Format every line of the listing as a JSON list of strings, one string per line, skipping blank lines. Omit the pictures from the output.

(Stored items)

"""

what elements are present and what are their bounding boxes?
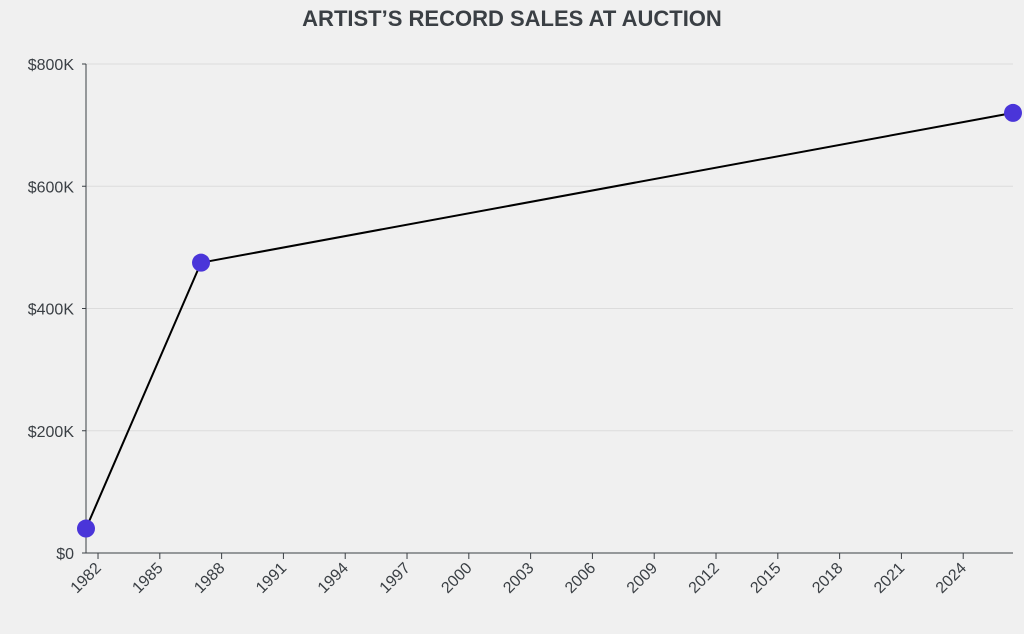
x-tick-label: 2009	[624, 560, 661, 597]
data-point	[192, 253, 211, 272]
x-tick-label: 2015	[747, 560, 784, 597]
y-tick-label: $800K	[28, 57, 75, 74]
y-tick-label: $400K	[28, 302, 75, 319]
series	[77, 103, 1022, 538]
y-tick-label: $0	[56, 546, 74, 563]
x-tick-label: 2012	[686, 560, 723, 597]
x-tick-label: 1982	[68, 560, 105, 597]
x-tick-label: 2003	[500, 560, 537, 597]
x-tick-label: 2024	[933, 560, 970, 597]
x-tick-label: 1991	[253, 560, 290, 597]
y-tick-label: $600K	[28, 179, 75, 196]
axes: $0 $200K $400K $600K $800K 1982 1985 1988 1991 19…	[28, 57, 1013, 597]
x-tick-label: 1988	[191, 560, 228, 597]
series-line	[85, 111, 1014, 529]
x-tick-label: 1997	[377, 560, 414, 597]
x-tick-label: 2006	[562, 560, 599, 597]
data-point	[1004, 103, 1022, 122]
grid	[86, 63, 1013, 432]
x-tick-label: 2000	[438, 560, 475, 597]
chart-title: ARTIST’S RECORD SALES AT AUCTION	[302, 6, 722, 31]
y-tick-label: $200K	[28, 424, 75, 441]
data-point	[77, 519, 95, 538]
x-tick-label: 2018	[809, 560, 846, 597]
x-tick-label: 1994	[315, 560, 352, 597]
x-tick-label: 1985	[129, 560, 166, 597]
x-tick-label: 2021	[871, 560, 908, 597]
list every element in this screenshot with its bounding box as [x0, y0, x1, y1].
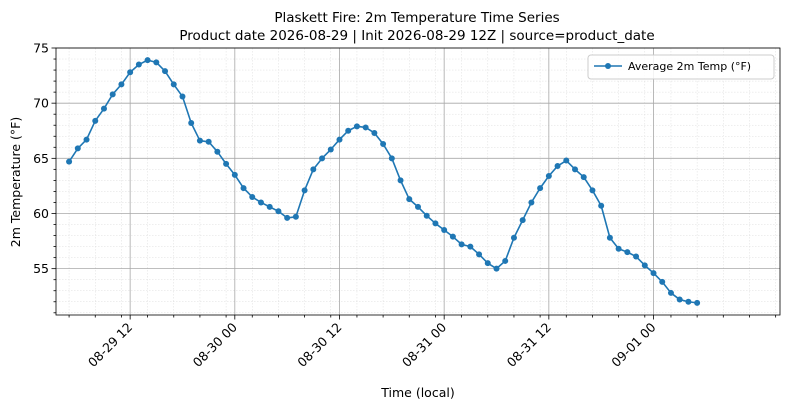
- data-point: [589, 187, 596, 194]
- data-point: [223, 160, 230, 167]
- data-point: [231, 171, 238, 178]
- data-point: [162, 68, 169, 75]
- y-tick-label: 55: [33, 261, 49, 276]
- x-tick-label: 08-30 00: [190, 319, 240, 369]
- data-point: [275, 208, 282, 215]
- data-point: [432, 220, 439, 227]
- data-point: [74, 145, 81, 152]
- data-point: [170, 81, 177, 88]
- data-point: [615, 245, 622, 252]
- axes: [51, 47, 781, 320]
- data-point: [83, 136, 90, 143]
- data-point: [362, 124, 369, 131]
- data-point: [179, 93, 186, 100]
- data-point: [467, 243, 474, 250]
- data-point: [667, 289, 674, 296]
- data-point: [650, 270, 657, 277]
- data-point: [257, 199, 264, 206]
- data-point: [371, 129, 378, 136]
- data-point: [188, 120, 195, 127]
- data-point: [345, 127, 352, 134]
- data-point: [528, 199, 535, 206]
- chart-title: Plaskett Fire: 2m Temperature Time Serie…: [274, 10, 559, 26]
- series-layer: [66, 57, 701, 306]
- data-point: [510, 234, 517, 241]
- data-point: [284, 214, 291, 221]
- data-point: [144, 57, 151, 64]
- data-point: [659, 278, 666, 285]
- data-point: [266, 203, 273, 210]
- y-axis-label: 2m Temperature (°F): [8, 117, 23, 247]
- chart-subtitle: Product date 2026-08-29 | Init 2026-08-2…: [179, 28, 654, 44]
- data-point: [109, 91, 116, 98]
- data-point: [353, 123, 360, 130]
- data-point: [493, 265, 500, 272]
- data-point: [423, 212, 430, 219]
- x-tick-label: 08-29 12: [85, 320, 135, 370]
- data-point: [327, 146, 334, 153]
- data-point: [676, 296, 683, 303]
- data-point: [441, 227, 448, 234]
- data-point: [153, 59, 160, 66]
- x-tick-label: 08-31 12: [504, 320, 554, 370]
- data-point: [458, 241, 465, 248]
- plot-frame: [55, 47, 781, 316]
- data-point: [624, 249, 631, 256]
- data-point: [388, 155, 395, 162]
- x-tick-label: 08-30 12: [294, 320, 344, 370]
- data-point: [319, 155, 326, 162]
- y-tick-label: 70: [33, 96, 49, 111]
- data-point: [685, 298, 692, 305]
- data-point: [100, 105, 107, 112]
- data-point: [249, 193, 256, 200]
- data-point: [406, 196, 413, 203]
- data-point: [135, 61, 142, 68]
- data-point: [641, 262, 648, 269]
- legend: Average 2m Temp (°F): [587, 54, 775, 80]
- data-point: [502, 257, 509, 264]
- data-point: [380, 140, 387, 147]
- tick-labels: 08-29 12 08-30 00 08-30 12 08-31 00 08-31 12…: [33, 41, 659, 370]
- data-point: [449, 233, 456, 240]
- y-tick-label: 65: [33, 151, 49, 166]
- data-point: [563, 157, 570, 164]
- data-point: [397, 177, 404, 184]
- data-point: [476, 251, 483, 258]
- data-point: [336, 136, 343, 143]
- legend-label: Average 2m Temp (°F): [628, 60, 751, 73]
- data-point: [301, 187, 308, 194]
- data-point: [537, 185, 544, 192]
- y-tick-label: 75: [33, 41, 49, 56]
- data-point: [580, 174, 587, 181]
- x-tick-label: 08-31 00: [399, 319, 449, 369]
- data-point: [415, 203, 421, 210]
- data-point: [66, 158, 73, 165]
- data-point: [118, 81, 125, 88]
- data-point: [214, 148, 221, 155]
- data-point: [292, 213, 299, 220]
- data-point: [572, 166, 579, 173]
- data-point: [92, 117, 99, 124]
- data-point: [196, 137, 203, 144]
- data-point: [598, 202, 605, 209]
- data-point: [127, 69, 134, 76]
- data-point: [545, 172, 552, 179]
- data-point: [633, 253, 640, 260]
- grid: [56, 47, 780, 315]
- data-point: [205, 138, 212, 145]
- data-point: [694, 299, 701, 306]
- legend-marker: [605, 63, 611, 69]
- legend-box: [587, 54, 775, 80]
- data-point: [606, 234, 613, 241]
- data-point: [484, 260, 491, 267]
- data-point: [310, 166, 317, 173]
- x-axis-label: Time (local): [380, 385, 454, 400]
- data-point: [240, 185, 247, 192]
- data-point: [554, 163, 561, 170]
- x-tick-label: 09-01 00: [608, 319, 658, 369]
- data-point: [519, 217, 526, 224]
- y-tick-label: 60: [33, 206, 49, 221]
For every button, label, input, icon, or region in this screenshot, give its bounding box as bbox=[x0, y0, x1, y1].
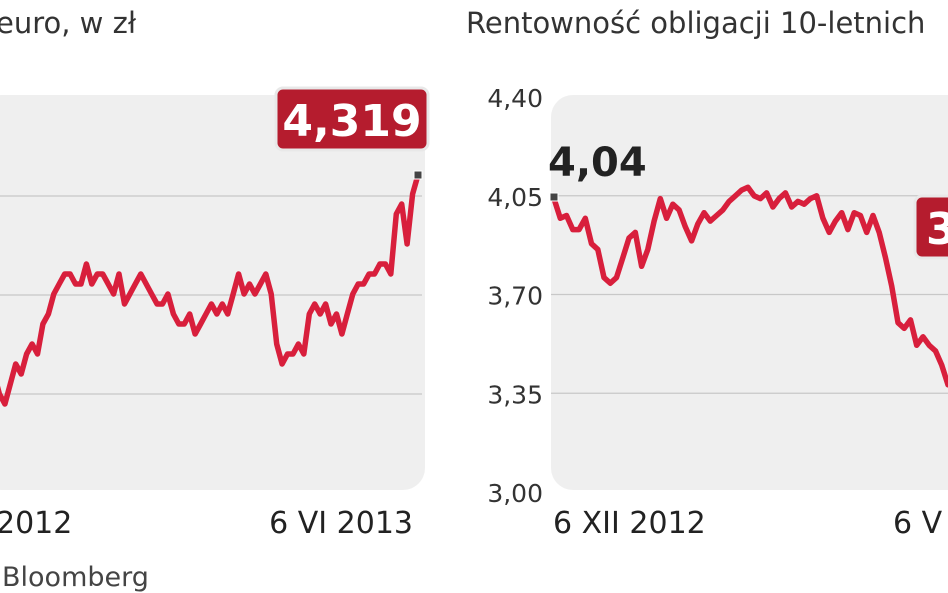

"""

§ **Task solution**:
[
  "what elements are present and what are their bounding boxes?",
  "x-tick-label: 2009\t[624, 560, 661, 597]",
  "data-point\t[192, 253, 211, 272]",
  "x-tick-label: 2015\t[747, 560, 784, 597]",
  "y-tick-label: $800K\t[28, 57, 75, 74]",
  "y-tick-label: $400K\t[28, 302, 75, 319]",
  "series\t[77, 103, 1022, 538]",
  "y-tick-label: $0\t[56, 546, 74, 563]",
  "x-tick-label: 2012\t[686, 560, 723, 597]",
  "x-tick-label: 1982\t[68, 560, 105, 597]",
  "x-tick-label: 2003\t[500, 560, 537, 597]",
  "x-tick-label: 2024\t[933, 560, 970, 597]",
  "x-tick-label: 1991\t[253, 560, 290, 597]",
  "y-tick-label: $600K\t[28, 179, 75, 196]",
  "axes: $0 $200K $400K $600K $800K 1982 1985 1988 1991 19…\t[28, 57, 1013, 597]",
  "x-tick-label: 1988\t[191, 560, 228, 597]",
  "series-line\t[85, 111, 1014, 529]",
  "x-tick-label: 1997\t[377, 560, 414, 597]",
  "x-tick-label: 2006\t[562, 560, 599, 597]",
  "data-point\t[1004, 103, 1022, 122]",
  "grid\t[86, 63, 1013, 432]",
  "x-tick-label: 2000\t[438, 560, 475, 597]",
  "chart-title: ARTIST’S RECORD SALES AT AUCTION\t[302, 6, 722, 31]",
  "y-tick-label: $200K\t[28, 424, 75, 441]",
  "data-point\t[77, 519, 95, 538]",
  "x-tick-label: 2018\t[809, 560, 846, 597]",
  "x-tick-label: 1994\t[315, 560, 352, 597]",
  "x-tick-label: 1985\t[129, 560, 166, 597]",
  "x-tick-label: 2021\t[871, 560, 908, 597]",
  "list every element in this screenshot with its bounding box as [x0, y0, x1, y1].",
  "- data-point: [589, 187, 596, 194]",
  "- data-point: [223, 160, 230, 167]",
  "- data-point: [231, 171, 238, 178]",
  "- data-point: [162, 68, 169, 75]",
  "- y-tick-label: 55: [33, 261, 49, 276]",
  "- x-tick-label: 08-30 00: [190, 319, 240, 369]",
  "- data-point: [275, 208, 282, 215]",
  "- data-point: [432, 220, 439, 227]",
  "- data-point: [74, 145, 81, 152]",
  "- data-point: [170, 81, 177, 88]",
  "- data-point: [615, 245, 622, 252]",
  "- axes: [51, 47, 781, 320]",
  "- data-point: [83, 136, 90, 143]",
  "- data-point: [362, 124, 369, 131]",
  "- data-point: [179, 93, 186, 100]",
  "- data-point: [467, 243, 474, 250]",
  "- data-point: [667, 289, 674, 296]",
  "- data-point: [650, 270, 657, 277]",
  "- data-point: [257, 199, 264, 206]",
  "- data-point: [371, 129, 378, 136]",
  "- data-point: [188, 120, 195, 127]",
  "- data-point: [345, 127, 352, 134]",
  "- data-point: [528, 199, 535, 206]",
  "- chart-title: Plaskett Fire: 2m Temperature Time Serie…: [274, 10, 559, 26]",
  "- series-layer: [66, 57, 701, 306]",
  "- data-point: [510, 234, 517, 241]",
  "- data-point: [284, 214, 291, 221]",
  "- data-point: [144, 57, 151, 64]",
  "- data-point: [659, 278, 666, 285]",
  "- data-point: [266, 203, 273, 210]",
  "- y-axis-label: 2m Temperature (°F): [8, 117, 23, 247]",
  "- chart-subtitle: Product date 2026-08-29 | Init 2026-08-2…: [179, 28, 654, 44]",
  "- data-point: [109, 91, 116, 98]",
  "- data-point: [353, 123, 360, 130]",
  "- data-point: [493, 265, 500, 272]",
  "- data-point: [423, 212, 430, 219]",
  "- x-tick-label: 08-29 12: [85, 320, 135, 370]",
  "- data-point: [327, 146, 334, 153]",
  "- data-point: [676, 296, 683, 303]",
  "- data-point: [441, 227, 448, 234]",
  "- data-point: [153, 59, 160, 66]",
  "- x-tick-label: 08-31 12: [504, 320, 554, 370]",
  "- data-point: [458, 241, 465, 248]",
  "- plot-frame: [55, 47, 781, 316]",
  "- data-point: [624, 249, 631, 256]",
  "- data-point: [388, 155, 395, 162]",
  "- x-tick-label: 08-30 12: [294, 320, 344, 370]",
  "- data-point: [319, 155, 326, 162]",
  "- y-tick-label: 70: [33, 96, 49, 111]",
  "- data-point: [685, 298, 692, 305]",
  "- data-point: [100, 105, 107, 112]",
  "- data-point: [249, 193, 256, 200]",
  "- data-point: [406, 196, 413, 203]",
  "- data-point: [135, 61, 142, 68]",
  "- data-point: [641, 262, 648, 269]",
  "- legend: Average 2m Temp (°F): [587, 54, 775, 80]",
  "- data-point: [502, 257, 509, 264]",
  "- data-point: [380, 140, 387, 147]",
  "- tick-labels: 08-29 12 08-30 00 08-30 12 08-31 00 08-31 12…: [33, 41, 659, 370]",
  "- data-point: [449, 233, 456, 240]",
  "- y-tick-label: 65: [33, 151, 49, 166]",
  "- data-point: [563, 157, 570, 164]",
  "- data-point: [397, 177, 404, 184]",
  "- data-point: [476, 251, 483, 258]",
  "- data-point: [336, 136, 343, 143]",
  "- legend-label: Average 2m Temp (°F): [628, 60, 751, 73]",
  "- data-point: [301, 187, 308, 194]",
  "- data-point: [537, 185, 544, 192]",
  "- y-tick-label: 75: [33, 41, 49, 56]",
  "- data-point: [580, 174, 587, 181]",
  "- x-tick-label: 08-31 00: [399, 319, 449, 369]",
  "- data-point: [415, 203, 421, 210]",
  "- data-point: [66, 158, 73, 165]",
  "- data-point: [118, 81, 125, 88]",
  "- data-point: [214, 148, 221, 155]",
  "- data-point: [292, 213, 299, 220]",
  "- data-point: [572, 166, 579, 173]",
  "- data-point: [92, 117, 99, 124]",
  "- data-point: [196, 137, 203, 144]",
  "- data-point: [598, 202, 605, 209]",
  "- data-point: [127, 69, 134, 76]",
  "- data-point: [545, 172, 552, 179]",
  "- data-point: [633, 253, 640, 260]",
  "- grid: [56, 47, 780, 315]",
  "- data-point: [205, 138, 212, 145]",
  "- data-point: [694, 299, 701, 306]",
  "- legend-marker: [605, 63, 611, 69]",
  "- legend-box: [587, 54, 775, 80]",
  "- data-point: [606, 234, 613, 241]",
  "- data-point: [484, 260, 491, 267]",
  "- data-point: [310, 166, 317, 173]",
  "- x-axis-label: Time (local): [380, 385, 454, 400]",
  "- data-point: [240, 185, 247, 192]",
  "- data-point: [554, 163, 561, 170]",
  "- x-tick-label: 09-01 00: [608, 319, 658, 369]",
  "- data-point: [519, 217, 526, 224]",
  "- y-tick-label: 60: [33, 206, 49, 221]",
  "For every button, label, input, icon, or region in this screenshot, give its bounding box as bbox=[x0, y0, x1, y1]."
]